Items from a figure collection

--- BEGIN ---

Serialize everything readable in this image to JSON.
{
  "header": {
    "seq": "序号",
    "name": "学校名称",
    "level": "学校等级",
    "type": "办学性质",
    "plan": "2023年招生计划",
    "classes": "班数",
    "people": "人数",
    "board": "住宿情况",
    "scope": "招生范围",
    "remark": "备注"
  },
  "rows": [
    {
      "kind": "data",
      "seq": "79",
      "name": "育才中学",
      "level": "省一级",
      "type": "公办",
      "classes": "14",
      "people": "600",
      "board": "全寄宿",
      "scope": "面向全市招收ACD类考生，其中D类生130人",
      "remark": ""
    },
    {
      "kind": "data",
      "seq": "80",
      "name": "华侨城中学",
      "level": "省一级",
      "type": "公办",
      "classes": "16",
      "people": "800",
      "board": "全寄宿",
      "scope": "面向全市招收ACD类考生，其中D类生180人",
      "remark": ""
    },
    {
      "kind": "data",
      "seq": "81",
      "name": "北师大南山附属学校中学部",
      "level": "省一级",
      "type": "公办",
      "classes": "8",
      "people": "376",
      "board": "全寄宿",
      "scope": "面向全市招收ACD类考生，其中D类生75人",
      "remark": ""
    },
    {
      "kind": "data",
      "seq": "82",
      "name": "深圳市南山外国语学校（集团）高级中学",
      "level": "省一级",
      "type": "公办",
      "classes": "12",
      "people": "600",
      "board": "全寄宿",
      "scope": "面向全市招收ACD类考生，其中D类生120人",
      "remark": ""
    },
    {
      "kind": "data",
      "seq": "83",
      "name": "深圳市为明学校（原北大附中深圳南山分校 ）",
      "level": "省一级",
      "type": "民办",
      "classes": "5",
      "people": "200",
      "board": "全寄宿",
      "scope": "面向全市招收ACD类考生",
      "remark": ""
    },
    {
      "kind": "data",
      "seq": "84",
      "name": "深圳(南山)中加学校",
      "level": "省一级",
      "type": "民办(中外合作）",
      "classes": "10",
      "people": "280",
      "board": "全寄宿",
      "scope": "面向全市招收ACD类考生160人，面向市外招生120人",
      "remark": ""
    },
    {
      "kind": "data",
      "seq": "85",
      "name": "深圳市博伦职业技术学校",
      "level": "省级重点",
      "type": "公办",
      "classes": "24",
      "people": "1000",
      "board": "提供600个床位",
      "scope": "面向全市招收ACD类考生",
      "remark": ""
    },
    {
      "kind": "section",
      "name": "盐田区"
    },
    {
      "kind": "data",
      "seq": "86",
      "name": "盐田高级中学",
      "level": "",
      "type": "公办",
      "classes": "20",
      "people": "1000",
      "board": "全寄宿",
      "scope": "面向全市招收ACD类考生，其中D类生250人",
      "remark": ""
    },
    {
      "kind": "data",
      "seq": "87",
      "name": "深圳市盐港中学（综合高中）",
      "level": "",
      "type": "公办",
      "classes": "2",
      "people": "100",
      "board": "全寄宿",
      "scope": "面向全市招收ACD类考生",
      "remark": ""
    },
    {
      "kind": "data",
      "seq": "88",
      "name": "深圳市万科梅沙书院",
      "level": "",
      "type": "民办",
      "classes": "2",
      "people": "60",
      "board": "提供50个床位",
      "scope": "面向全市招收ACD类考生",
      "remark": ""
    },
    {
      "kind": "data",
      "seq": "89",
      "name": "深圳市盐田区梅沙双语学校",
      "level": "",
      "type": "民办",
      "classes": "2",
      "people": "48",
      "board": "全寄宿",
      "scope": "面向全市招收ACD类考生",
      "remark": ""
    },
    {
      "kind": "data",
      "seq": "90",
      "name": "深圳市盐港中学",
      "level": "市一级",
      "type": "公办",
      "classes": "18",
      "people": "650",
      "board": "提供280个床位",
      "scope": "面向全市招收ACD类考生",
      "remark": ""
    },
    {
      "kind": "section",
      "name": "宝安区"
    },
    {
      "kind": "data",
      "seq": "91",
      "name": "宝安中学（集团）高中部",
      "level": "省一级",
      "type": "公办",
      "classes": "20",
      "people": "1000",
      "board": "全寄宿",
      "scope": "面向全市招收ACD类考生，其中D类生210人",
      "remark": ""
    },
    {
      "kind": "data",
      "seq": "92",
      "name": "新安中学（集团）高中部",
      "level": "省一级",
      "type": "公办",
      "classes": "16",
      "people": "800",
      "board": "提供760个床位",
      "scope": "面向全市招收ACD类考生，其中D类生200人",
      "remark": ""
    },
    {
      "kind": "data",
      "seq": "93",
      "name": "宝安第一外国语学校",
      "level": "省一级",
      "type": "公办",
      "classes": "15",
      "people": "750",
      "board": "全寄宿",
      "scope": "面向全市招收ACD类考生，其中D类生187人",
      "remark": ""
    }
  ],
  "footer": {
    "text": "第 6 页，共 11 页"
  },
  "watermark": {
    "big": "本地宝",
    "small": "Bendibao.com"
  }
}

--- END ---

GIVEN EXERCISE -> Every record above must be duplicated exactly.

IN RESPONSE ->
Serialize everything readable in this image to JSON.
{
  "header": {
    "seq": "序号",
    "name": "学校名称",
    "level": "学校等级",
    "type": "办学性质",
    "plan": "2023年招生计划",
    "classes": "班数",
    "people": "人数",
    "board": "住宿情况",
    "scope": "招生范围",
    "remark": "备注"
  },
  "rows": [
    {
      "kind": "data",
      "seq": "79",
      "name": "育才中学",
      "level": "省一级",
      "type": "公办",
      "classes": "14",
      "people": "600",
      "board": "全寄宿",
      "scope": "面向全市招收ACD类考生，其中D类生130人",
      "remark": ""
    },
    {
      "kind": "data",
      "seq": "80",
      "name": "华侨城中学",
      "level": "省一级",
      "type": "公办",
      "classes": "16",
      "people": "800",
      "board": "全寄宿",
      "scope": "面向全市招收ACD类考生，其中D类生180人",
      "remark": ""
    },
    {
      "kind": "data",
      "seq": "81",
      "name": "北师大南山附属学校中学部",
      "level": "省一级",
      "type": "公办",
      "classes": "8",
      "people": "376",
      "board": "全寄宿",
      "scope": "面向全市招收ACD类考生，其中D类生75人",
      "remark": ""
    },
    {
      "kind": "data",
      "seq": "82",
      "name": "深圳市南山外国语学校（集团）高级中学",
      "level": "省一级",
      "type": "公办",
      "classes": "12",
      "people": "600",
      "board": "全寄宿",
      "scope": "面向全市招收ACD类考生，其中D类生120人",
      "remark": ""
    },
    {
      "kind": "data",
      "seq": "83",
      "name": "深圳市为明学校（原北大附中深圳南山分校 ）",
      "level": "省一级",
      "type": "民办",
      "classes": "5",
      "people": "200",
      "board": "全寄宿",
      "scope": "面向全市招收ACD类考生",
      "remark": ""
    },
    {
      "kind": "data",
      "seq": "84",
      "name": "深圳(南山)中加学校",
      "level": "省一级",
      "type": "民办(中外合作）",
      "classes": "10",
      "people": "280",
      "board": "全寄宿",
      "scope": "面向全市招收ACD类考生160人，面向市外招生120人",
      "remark": ""
    },
    {
      "kind": "data",
      "seq": "85",
      "name": "深圳市博伦职业技术学校",
      "level": "省级重点",
      "type": "公办",
      "classes": "24",
      "people": "1000",
      "board": "提供600个床位",
      "scope": "面向全市招收ACD类考生",
      "remark": ""
    },
    {
      "kind": "section",
      "name": "盐田区"
    },
    {
      "kind": "data",
      "seq": "86",
      "name": "盐田高级中学",
      "level": "",
      "type": "公办",
      "classes": "20",
      "people": "1000",
      "board": "全寄宿",
      "scope": "面向全市招收ACD类考生，其中D类生250人",
      "remark": ""
    },
    {
      "kind": "data",
      "seq": "87",
      "name": "深圳市盐港中学（综合高中）",
      "level": "",
      "type": "公办",
      "classes": "2",
      "people": "100",
      "board": "全寄宿",
      "scope": "面向全市招收ACD类考生",
      "remark": ""
    },
    {
      "kind": "data",
      "seq": "88",
      "name": "深圳市万科梅沙书院",
      "level": "",
      "type": "民办",
      "classes": "2",
      "people": "60",
      "board": "提供50个床位",
      "scope": "面向全市招收ACD类考生",
      "remark": ""
    },
    {
      "kind": "data",
      "seq": "89",
      "name": "深圳市盐田区梅沙双语学校",
      "level": "",
      "type": "民办",
      "classes": "2",
      "people": "48",
      "board": "全寄宿",
      "scope": "面向全市招收ACD类考生",
      "remark": ""
    },
    {
      "kind": "data",
      "seq": "90",
      "name": "深圳市盐港中学",
      "level": "市一级",
      "type": "公办",
      "classes": "18",
      "people": "650",
      "board": "提供280个床位",
      "scope": "面向全市招收ACD类考生",
      "remark": ""
    },
    {
      "kind": "section",
      "name": "宝安区"
    },
    {
      "kind": "data",
      "seq": "91",
      "name": "宝安中学（集团）高中部",
      "level": "省一级",
      "type": "公办",
      "classes": "20",
      "people": "1000",
      "board": "全寄宿",
      "scope": "面向全市招收ACD类考生，其中D类生210人",
      "remark": ""
    },
    {
      "kind": "data",
      "seq": "92",
      "name": "新安中学（集团）高中部",
      "level": "省一级",
      "type": "公办",
      "classes": "16",
      "people": "800",
      "board": "提供760个床位",
      "scope": "面向全市招收ACD类考生，其中D类生200人",
      "remark": ""
    },
    {
      "kind": "data",
      "seq": "93",
      "name": "宝安第一外国语学校",
      "level": "省一级",
      "type": "公办",
      "classes": "15",
      "people": "750",
      "board": "全寄宿",
      "scope": "面向全市招收ACD类考生，其中D类生187人",
      "remark": ""
    }
  ],
  "footer": {
    "text": "第 6 页，共 11 页"
  },
  "watermark": {
    "big": "本地宝",
    "small": "Bendibao.com"
  }
}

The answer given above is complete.